** start **
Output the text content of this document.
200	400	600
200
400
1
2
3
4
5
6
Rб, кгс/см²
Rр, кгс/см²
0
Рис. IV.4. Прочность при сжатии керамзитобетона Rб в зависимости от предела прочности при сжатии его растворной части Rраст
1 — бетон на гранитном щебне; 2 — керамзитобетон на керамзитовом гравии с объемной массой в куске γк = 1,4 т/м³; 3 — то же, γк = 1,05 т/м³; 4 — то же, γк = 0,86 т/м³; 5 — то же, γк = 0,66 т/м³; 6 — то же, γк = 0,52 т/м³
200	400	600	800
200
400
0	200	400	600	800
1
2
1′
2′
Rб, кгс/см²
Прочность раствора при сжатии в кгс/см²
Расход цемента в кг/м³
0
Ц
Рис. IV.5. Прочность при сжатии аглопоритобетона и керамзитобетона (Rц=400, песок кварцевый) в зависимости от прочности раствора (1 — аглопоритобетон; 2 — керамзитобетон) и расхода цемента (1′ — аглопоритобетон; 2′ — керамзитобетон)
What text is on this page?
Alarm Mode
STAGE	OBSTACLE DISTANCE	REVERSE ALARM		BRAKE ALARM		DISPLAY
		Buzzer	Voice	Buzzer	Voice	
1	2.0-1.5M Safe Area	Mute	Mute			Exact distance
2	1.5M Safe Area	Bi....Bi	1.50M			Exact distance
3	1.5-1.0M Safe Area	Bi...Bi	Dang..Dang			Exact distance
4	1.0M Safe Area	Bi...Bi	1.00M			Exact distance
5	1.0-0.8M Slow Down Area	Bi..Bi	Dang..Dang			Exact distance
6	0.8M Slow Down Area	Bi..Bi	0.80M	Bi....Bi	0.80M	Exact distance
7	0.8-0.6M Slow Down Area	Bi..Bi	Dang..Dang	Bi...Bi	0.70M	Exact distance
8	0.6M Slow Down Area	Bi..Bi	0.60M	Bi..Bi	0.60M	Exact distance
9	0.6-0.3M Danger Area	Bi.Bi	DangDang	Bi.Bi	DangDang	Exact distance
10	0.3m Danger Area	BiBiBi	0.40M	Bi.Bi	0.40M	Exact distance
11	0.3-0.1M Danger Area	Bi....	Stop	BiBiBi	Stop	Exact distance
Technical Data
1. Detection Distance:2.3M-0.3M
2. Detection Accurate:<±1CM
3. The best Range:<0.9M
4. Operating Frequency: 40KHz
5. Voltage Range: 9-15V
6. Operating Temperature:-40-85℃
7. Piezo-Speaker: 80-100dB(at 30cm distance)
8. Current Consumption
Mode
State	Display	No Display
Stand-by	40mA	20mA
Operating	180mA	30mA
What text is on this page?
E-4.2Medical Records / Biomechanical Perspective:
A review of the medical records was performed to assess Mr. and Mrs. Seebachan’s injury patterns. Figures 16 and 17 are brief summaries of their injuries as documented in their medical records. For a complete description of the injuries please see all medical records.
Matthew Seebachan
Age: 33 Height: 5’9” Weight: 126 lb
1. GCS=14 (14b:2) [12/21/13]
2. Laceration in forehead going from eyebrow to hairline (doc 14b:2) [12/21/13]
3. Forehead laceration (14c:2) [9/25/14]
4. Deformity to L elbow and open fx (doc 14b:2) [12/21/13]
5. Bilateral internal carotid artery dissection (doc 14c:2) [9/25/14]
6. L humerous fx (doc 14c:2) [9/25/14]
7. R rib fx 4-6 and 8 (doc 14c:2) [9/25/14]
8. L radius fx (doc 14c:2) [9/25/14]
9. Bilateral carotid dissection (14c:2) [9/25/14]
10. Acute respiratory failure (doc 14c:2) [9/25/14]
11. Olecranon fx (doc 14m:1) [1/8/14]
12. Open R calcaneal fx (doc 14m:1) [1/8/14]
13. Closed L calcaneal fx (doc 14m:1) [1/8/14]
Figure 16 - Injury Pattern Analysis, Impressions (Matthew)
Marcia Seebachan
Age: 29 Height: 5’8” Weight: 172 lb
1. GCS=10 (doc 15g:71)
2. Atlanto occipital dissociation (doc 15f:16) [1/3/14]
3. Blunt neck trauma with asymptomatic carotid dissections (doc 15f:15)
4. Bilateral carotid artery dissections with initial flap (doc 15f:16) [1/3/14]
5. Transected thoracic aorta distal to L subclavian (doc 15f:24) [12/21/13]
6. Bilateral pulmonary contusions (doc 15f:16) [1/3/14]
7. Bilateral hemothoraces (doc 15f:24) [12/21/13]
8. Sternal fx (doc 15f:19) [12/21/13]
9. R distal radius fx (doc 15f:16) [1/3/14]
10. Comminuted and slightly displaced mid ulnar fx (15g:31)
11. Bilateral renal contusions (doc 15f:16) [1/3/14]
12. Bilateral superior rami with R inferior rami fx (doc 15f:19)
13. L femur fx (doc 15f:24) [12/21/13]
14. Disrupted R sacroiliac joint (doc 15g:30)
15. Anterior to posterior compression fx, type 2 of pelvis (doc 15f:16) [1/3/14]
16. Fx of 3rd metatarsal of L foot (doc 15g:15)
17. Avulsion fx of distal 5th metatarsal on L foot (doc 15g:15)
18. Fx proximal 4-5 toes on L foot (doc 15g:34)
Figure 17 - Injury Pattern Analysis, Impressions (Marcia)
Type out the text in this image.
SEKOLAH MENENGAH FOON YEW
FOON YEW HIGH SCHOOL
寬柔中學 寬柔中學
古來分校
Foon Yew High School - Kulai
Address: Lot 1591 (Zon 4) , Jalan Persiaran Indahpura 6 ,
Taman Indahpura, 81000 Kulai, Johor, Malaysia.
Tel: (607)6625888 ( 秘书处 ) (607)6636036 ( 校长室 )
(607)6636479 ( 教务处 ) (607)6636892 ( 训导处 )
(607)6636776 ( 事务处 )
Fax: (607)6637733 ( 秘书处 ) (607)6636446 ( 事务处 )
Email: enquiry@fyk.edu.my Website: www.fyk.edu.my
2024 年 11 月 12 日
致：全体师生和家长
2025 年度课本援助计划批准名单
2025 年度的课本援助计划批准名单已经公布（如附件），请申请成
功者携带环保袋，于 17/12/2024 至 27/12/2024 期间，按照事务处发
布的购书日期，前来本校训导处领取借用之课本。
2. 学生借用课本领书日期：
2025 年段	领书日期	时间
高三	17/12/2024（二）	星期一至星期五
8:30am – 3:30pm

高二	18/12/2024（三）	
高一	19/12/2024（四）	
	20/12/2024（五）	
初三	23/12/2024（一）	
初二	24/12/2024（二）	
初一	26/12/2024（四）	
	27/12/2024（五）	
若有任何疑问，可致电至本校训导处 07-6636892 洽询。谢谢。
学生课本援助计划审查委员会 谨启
** end **
(WRITTEN REQUEST): Lines in the records that hold the word "calcaneal" are to be counted; give only the total.

(SOLUTION TO THIS TASK): 2